Table 3 Contextual variables, context values, and value-related keywords for hotel and restaurant services

4.2 Inferring context-independent preferences

As context-independent preferences reflect a user’s relatively stable requirements for item aspects, the user’s history data can be used to infer these preferences. To accomplish this task, we consider two alternative inference models: the linear regression model (LRM) and the probabilistic regression model (PRM).

4.2.1 Linear regression model based inference

This approach assumes that a user’s overall evaluation of an item (like the overall rating) is the sum of her/his opinions about different aspects of the item, so it can be generated by aggregating the aspect-level opinions. For our purpose, the coefficient assigned to each aspect variable in the aggregation function can be interpreted as the weight that the user gives to that aspect; it essentially defines the relative contribution of the aspect to the overall rating.

More specifically, we apply the linear least-square regression function (Franklin 2005) to define this aggregation relationship. By performing contextual review analysis described in Sect. 4.1, each review written by a user can be represented as a rating vector \(\mathbf {{A}_{u,{rev}_{u,i}}} = \langle {a}_{1},\ldots , {a}_{K}\rangle \), in which \({a}_{k}\) (\(1 \le k \le K\)) represents the user’s opinion rating for aspect \(k\). All of the rating vectors (that correspond to the set of reviews written by the user) can then be used to construct the linear least-square regression function, which is formally denoted as:

$$\begin{aligned} {R}_{{rev}_{u,i}}={{\mathbf {W}_{u}}}^{T}{\mathbf {A}_{u,{rev}_{u,i}}} + \varepsilon \end{aligned}$$
(1)

where \({R}_{{rev}_{u,i}}\) denotes the overall rating that accompanies the review, \(\varepsilon \) denotes the error term, and \(\mathbf {{W}_{u}}=\langle {w}_{u,1}, \ldots , {w}_{u,K} \rangle \) denotes the weight vector that the user gives to different aspects.

As the obtained weights might not all be statistically significant, i.e., \({a}_{k}\) has little influence on \({R}_{{rev}_{u,i}}\) and thus there is no significant linear relationship between \({a}_{k}\) and \({R}_{{rev}_{u,i}}\), we apply the statistical t test to select weights that pass the significance level (\(0.1\)) and regard these weights as the user’s context-independent preferences. To be specific, the Null hypothesis of the t test is that there is not a significant linear relationship between \({a}_{k}\) and \({R}_{{rev}_{u,i}}\) and thus \({w}_{u,k}\) is equal to 0. Then, we calculate the test for each weight \({w}_{u,k}\) via \(\frac{{w}_{u,k}}{\sqrt{\frac{1}{K} \sum _{k=1}^{K}{\left( {w}_{u,k} - \varsigma \right) }^{2}}}\), where \(\varsigma = \frac{1}{K} \cdot \sum _{k=1}^{K}{w}_{u,k}\) denotes the mean of all of the acquired weights. If the corresponding p value is lower than the significance level that we set, we can reject the Null hypothesis, and conclude that the aspect \(k\) is important to the user and its associated weight reflects the user’s preference for it.

WHAT IS ASKED
a: In the passage on inferring context-independent preferences, what significance level is used when selecting weights with the t test?
b: Render the bounding box rows as a JSON list of strings, one string per line. Start at the first row and stop after the line containing "y-tick-label: Московская обл.", including it, and leave out any blank lines.

Bounding box entries:
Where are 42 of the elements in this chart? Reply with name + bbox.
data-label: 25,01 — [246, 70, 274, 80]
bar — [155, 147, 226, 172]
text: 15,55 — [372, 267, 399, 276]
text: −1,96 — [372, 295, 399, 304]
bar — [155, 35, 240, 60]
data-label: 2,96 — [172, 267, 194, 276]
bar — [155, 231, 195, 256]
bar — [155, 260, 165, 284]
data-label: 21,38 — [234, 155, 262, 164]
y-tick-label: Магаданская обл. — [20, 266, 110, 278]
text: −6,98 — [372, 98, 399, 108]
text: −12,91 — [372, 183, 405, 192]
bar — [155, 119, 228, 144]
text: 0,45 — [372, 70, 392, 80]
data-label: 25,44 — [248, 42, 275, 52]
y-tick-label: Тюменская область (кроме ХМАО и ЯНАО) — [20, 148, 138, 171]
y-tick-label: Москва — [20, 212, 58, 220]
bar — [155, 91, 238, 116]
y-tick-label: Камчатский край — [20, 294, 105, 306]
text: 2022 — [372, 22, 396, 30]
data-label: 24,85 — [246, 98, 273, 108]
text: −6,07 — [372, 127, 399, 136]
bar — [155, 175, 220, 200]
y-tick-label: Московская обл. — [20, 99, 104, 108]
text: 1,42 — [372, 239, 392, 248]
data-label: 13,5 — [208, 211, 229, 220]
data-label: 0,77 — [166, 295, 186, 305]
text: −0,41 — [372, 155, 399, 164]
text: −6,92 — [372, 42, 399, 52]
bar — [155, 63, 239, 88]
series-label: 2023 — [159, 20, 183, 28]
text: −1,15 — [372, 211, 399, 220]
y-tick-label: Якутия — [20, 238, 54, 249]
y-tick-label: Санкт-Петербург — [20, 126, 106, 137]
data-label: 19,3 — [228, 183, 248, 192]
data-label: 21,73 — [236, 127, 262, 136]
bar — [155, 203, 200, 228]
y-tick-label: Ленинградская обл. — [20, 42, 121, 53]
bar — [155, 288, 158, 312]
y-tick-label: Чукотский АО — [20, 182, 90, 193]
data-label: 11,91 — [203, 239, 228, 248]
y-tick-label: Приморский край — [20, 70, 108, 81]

ANSWERS IN ORDER
a: 0.1

b:
[
  "Where are 42 of the elements in this chart? Reply with name + bbox.",
  "data-label: 25,01 — [246, 70, 274, 80]",
  "bar — [155, 147, 226, 172]",
  "text: 15,55 — [372, 267, 399, 276]",
  "text: −1,96 — [372, 295, 399, 304]",
  "bar — [155, 35, 240, 60]",
  "data-label: 2,96 — [172, 267, 194, 276]",
  "bar — [155, 231, 195, 256]",
  "bar — [155, 260, 165, 284]",
  "data-label: 21,38 — [234, 155, 262, 164]",
  "y-tick-label: Магаданская обл. — [20, 266, 110, 278]",
  "text: −6,98 — [372, 98, 399, 108]",
  "text: −12,91 — [372, 183, 405, 192]",
  "bar — [155, 119, 228, 144]",
  "text: 0,45 — [372, 70, 392, 80]",
  "data-label: 25,44 — [248, 42, 275, 52]",
  "y-tick-label: Тюменская область (кроме ХМАО и ЯНАО) — [20, 148, 138, 171]",
  "y-tick-label: Москва — [20, 212, 58, 220]",
  "bar — [155, 91, 238, 116]",
  "y-tick-label: Камчатский край — [20, 294, 105, 306]",
  "text: 2022 — [372, 22, 396, 30]",
  "data-label: 24,85 — [246, 98, 273, 108]",
  "text: −6,07 — [372, 127, 399, 136]",
  "bar — [155, 175, 220, 200]",
  "y-tick-label: Московская обл. — [20, 99, 104, 108]"
]